--- Description of the task ---
Restate the records in their entirety, word for word.

--- Data records ---
·····

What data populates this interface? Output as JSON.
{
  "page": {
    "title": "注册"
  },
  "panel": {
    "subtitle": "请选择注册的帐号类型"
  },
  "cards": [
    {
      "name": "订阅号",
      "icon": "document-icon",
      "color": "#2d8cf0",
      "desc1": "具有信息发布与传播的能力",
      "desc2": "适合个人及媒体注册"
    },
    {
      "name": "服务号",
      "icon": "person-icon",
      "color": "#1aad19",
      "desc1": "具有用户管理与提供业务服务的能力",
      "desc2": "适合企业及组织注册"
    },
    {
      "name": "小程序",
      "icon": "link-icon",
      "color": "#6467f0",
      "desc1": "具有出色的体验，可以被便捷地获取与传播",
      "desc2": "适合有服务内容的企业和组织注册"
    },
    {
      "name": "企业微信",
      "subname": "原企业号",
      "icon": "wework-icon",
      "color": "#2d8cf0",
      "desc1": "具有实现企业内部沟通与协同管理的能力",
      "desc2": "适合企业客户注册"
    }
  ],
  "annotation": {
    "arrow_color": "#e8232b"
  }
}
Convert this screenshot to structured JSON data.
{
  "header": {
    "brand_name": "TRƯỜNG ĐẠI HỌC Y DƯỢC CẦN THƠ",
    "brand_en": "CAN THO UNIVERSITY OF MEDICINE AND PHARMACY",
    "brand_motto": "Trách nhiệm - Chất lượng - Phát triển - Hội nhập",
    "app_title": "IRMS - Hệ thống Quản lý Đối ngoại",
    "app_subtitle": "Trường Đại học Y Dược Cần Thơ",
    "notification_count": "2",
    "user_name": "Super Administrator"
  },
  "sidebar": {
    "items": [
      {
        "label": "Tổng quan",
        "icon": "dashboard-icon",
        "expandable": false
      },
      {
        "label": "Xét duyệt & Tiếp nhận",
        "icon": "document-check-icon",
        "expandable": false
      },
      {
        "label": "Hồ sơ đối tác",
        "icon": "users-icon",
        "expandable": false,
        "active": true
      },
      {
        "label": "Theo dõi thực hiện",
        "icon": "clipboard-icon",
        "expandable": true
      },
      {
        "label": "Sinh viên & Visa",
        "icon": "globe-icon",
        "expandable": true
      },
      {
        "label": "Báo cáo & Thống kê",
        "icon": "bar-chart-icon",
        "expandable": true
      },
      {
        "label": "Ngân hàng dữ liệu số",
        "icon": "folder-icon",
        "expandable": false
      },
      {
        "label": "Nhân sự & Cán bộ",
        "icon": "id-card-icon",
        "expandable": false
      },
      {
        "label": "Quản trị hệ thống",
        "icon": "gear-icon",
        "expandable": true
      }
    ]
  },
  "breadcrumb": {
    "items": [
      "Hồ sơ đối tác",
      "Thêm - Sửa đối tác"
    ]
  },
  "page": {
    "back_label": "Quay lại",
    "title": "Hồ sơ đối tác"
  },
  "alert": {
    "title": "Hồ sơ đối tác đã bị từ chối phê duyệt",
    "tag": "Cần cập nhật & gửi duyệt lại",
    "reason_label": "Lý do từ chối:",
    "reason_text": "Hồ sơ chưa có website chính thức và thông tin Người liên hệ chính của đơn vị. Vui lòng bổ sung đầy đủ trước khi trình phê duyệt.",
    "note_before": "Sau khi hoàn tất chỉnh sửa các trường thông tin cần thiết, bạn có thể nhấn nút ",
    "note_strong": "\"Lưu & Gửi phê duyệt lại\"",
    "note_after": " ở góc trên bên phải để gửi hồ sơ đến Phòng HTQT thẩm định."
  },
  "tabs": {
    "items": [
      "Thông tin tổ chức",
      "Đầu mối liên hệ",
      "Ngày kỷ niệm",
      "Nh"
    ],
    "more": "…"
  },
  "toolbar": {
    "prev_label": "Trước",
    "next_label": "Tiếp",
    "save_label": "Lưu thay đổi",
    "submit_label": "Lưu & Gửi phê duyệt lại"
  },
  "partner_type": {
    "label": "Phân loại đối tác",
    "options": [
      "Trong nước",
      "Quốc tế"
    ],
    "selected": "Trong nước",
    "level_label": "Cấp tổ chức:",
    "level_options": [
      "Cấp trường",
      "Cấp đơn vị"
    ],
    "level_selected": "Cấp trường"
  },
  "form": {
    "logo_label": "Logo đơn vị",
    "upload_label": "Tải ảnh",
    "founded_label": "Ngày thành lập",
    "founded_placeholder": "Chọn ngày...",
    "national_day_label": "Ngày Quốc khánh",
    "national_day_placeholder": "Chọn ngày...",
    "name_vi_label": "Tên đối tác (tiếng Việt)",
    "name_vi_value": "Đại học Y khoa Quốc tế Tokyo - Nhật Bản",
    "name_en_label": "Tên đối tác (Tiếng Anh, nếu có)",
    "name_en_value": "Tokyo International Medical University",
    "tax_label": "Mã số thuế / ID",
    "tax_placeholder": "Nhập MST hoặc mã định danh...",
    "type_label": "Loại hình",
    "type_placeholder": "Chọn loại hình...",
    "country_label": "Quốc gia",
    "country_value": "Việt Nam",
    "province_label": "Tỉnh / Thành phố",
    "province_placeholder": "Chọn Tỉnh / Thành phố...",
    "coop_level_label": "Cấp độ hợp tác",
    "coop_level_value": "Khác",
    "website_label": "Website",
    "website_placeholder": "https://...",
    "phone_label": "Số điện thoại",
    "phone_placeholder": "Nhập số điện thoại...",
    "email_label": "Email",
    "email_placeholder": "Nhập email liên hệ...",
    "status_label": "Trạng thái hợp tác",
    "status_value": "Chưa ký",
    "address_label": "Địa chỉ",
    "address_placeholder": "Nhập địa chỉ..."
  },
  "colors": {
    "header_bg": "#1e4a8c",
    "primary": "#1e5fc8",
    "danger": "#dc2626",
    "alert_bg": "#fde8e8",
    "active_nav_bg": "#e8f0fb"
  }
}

·····

--- The result ---
What data populates this interface? Output as JSON.
{
  "page": {
    "title": "注册"
  },
  "panel": {
    "subtitle": "请选择注册的帐号类型"
  },
  "cards": [
    {
      "name": "订阅号",
      "icon": "document-icon",
      "color": "#2d8cf0",
      "desc1": "具有信息发布与传播的能力",
      "desc2": "适合个人及媒体注册"
    },
    {
      "name": "服务号",
      "icon": "person-icon",
      "color": "#1aad19",
      "desc1": "具有用户管理与提供业务服务的能力",
      "desc2": "适合企业及组织注册"
    },
    {
      "name": "小程序",
      "icon": "link-icon",
      "color": "#6467f0",
      "desc1": "具有出色的体验，可以被便捷地获取与传播",
      "desc2": "适合有服务内容的企业和组织注册"
    },
    {
      "name": "企业微信",
      "subname": "原企业号",
      "icon": "wework-icon",
      "color": "#2d8cf0",
      "desc1": "具有实现企业内部沟通与协同管理的能力",
      "desc2": "适合企业客户注册"
    }
  ],
  "annotation": {
    "arrow_color": "#e8232b"
  }
}
Convert this screenshot to structured JSON data.
{
  "header": {
    "brand_name": "TRƯỜNG ĐẠI HỌC Y DƯỢC CẦN THƠ",
    "brand_en": "CAN THO UNIVERSITY OF MEDICINE AND PHARMACY",
    "brand_motto": "Trách nhiệm - Chất lượng - Phát triển - Hội nhập",
    "app_title": "IRMS - Hệ thống Quản lý Đối ngoại",
    "app_subtitle": "Trường Đại học Y Dược Cần Thơ",
    "notification_count": "2",
    "user_name": "Super Administrator"
  },
  "sidebar": {
    "items": [
      {
        "label": "Tổng quan",
        "icon": "dashboard-icon",
        "expandable": false
      },
      {
        "label": "Xét duyệt & Tiếp nhận",
        "icon": "document-check-icon",
        "expandable": false
      },
      {
        "label": "Hồ sơ đối tác",
        "icon": "users-icon",
        "expandable": false,
        "active": true
      },
      {
        "label": "Theo dõi thực hiện",
        "icon": "clipboard-icon",
        "expandable": true
      },
      {
        "label": "Sinh viên & Visa",
        "icon": "globe-icon",
        "expandable": true
      },
      {
        "label": "Báo cáo & Thống kê",
        "icon": "bar-chart-icon",
        "expandable": true
      },
      {
        "label": "Ngân hàng dữ liệu số",
        "icon": "folder-icon",
        "expandable": false
      },
      {
        "label": "Nhân sự & Cán bộ",
        "icon": "id-card-icon",
        "expandable": false
      },
      {
        "label": "Quản trị hệ thống",
        "icon": "gear-icon",
        "expandable": true
      }
    ]
  },
  "breadcrumb": {
    "items": [
      "Hồ sơ đối tác",
      "Thêm - Sửa đối tác"
    ]
  },
  "page": {
    "back_label": "Quay lại",
    "title": "Hồ sơ đối tác"
  },
  "alert": {
    "title": "Hồ sơ đối tác đã bị từ chối phê duyệt",
    "tag": "Cần cập nhật & gửi duyệt lại",
    "reason_label": "Lý do từ chối:",
    "reason_text": "Hồ sơ chưa có website chính thức và thông tin Người liên hệ chính của đơn vị. Vui lòng bổ sung đầy đủ trước khi trình phê duyệt.",
    "note_before": "Sau khi hoàn tất chỉnh sửa các trường thông tin cần thiết, bạn có thể nhấn nút ",
    "note_strong": "\"Lưu & Gửi phê duyệt lại\"",
    "note_after": " ở góc trên bên phải để gửi hồ sơ đến Phòng HTQT thẩm định."
  },
  "tabs": {
    "items": [
      "Thông tin tổ chức",
      "Đầu mối liên hệ",
      "Ngày kỷ niệm",
      "Nh"
    ],
    "more": "…"
  },
  "toolbar": {
    "prev_label": "Trước",
    "next_label": "Tiếp",
    "save_label": "Lưu thay đổi",
    "submit_label": "Lưu & Gửi phê duyệt lại"
  },
  "partner_type": {
    "label": "Phân loại đối tác",
    "options": [
      "Trong nước",
      "Quốc tế"
    ],
    "selected": "Trong nước",
    "level_label": "Cấp tổ chức:",
    "level_options": [
      "Cấp trường",
      "Cấp đơn vị"
    ],
    "level_selected": "Cấp trường"
  },
  "form": {
    "logo_label": "Logo đơn vị",
    "upload_label": "Tải ảnh",
    "founded_label": "Ngày thành lập",
    "founded_placeholder": "Chọn ngày...",
    "national_day_label": "Ngày Quốc khánh",
    "national_day_placeholder": "Chọn ngày...",
    "name_vi_label": "Tên đối tác (tiếng Việt)",
    "name_vi_value": "Đại học Y khoa Quốc tế Tokyo - Nhật Bản",
    "name_en_label": "Tên đối tác (Tiếng Anh, nếu có)",
    "name_en_value": "Tokyo International Medical University",
    "tax_label": "Mã số thuế / ID",
    "tax_placeholder": "Nhập MST hoặc mã định danh...",
    "type_label": "Loại hình",
    "type_placeholder": "Chọn loại hình...",
    "country_label": "Quốc gia",
    "country_value": "Việt Nam",
    "province_label": "Tỉnh / Thành phố",
    "province_placeholder": "Chọn Tỉnh / Thành phố...",
    "coop_level_label": "Cấp độ hợp tác",
    "coop_level_value": "Khác",
    "website_label": "Website",
    "website_placeholder": "https://...",
    "phone_label": "Số điện thoại",
    "phone_placeholder": "Nhập số điện thoại...",
    "email_label": "Email",
    "email_placeholder": "Nhập email liên hệ...",
    "status_label": "Trạng thái hợp tác",
    "status_value": "Chưa ký",
    "address_label": "Địa chỉ",
    "address_placeholder": "Nhập địa chỉ..."
  },
  "colors": {
    "header_bg": "#1e4a8c",
    "primary": "#1e5fc8",
    "danger": "#dc2626",
    "alert_bg": "#fde8e8",
    "active_nav_bg": "#e8f0fb"
  }
}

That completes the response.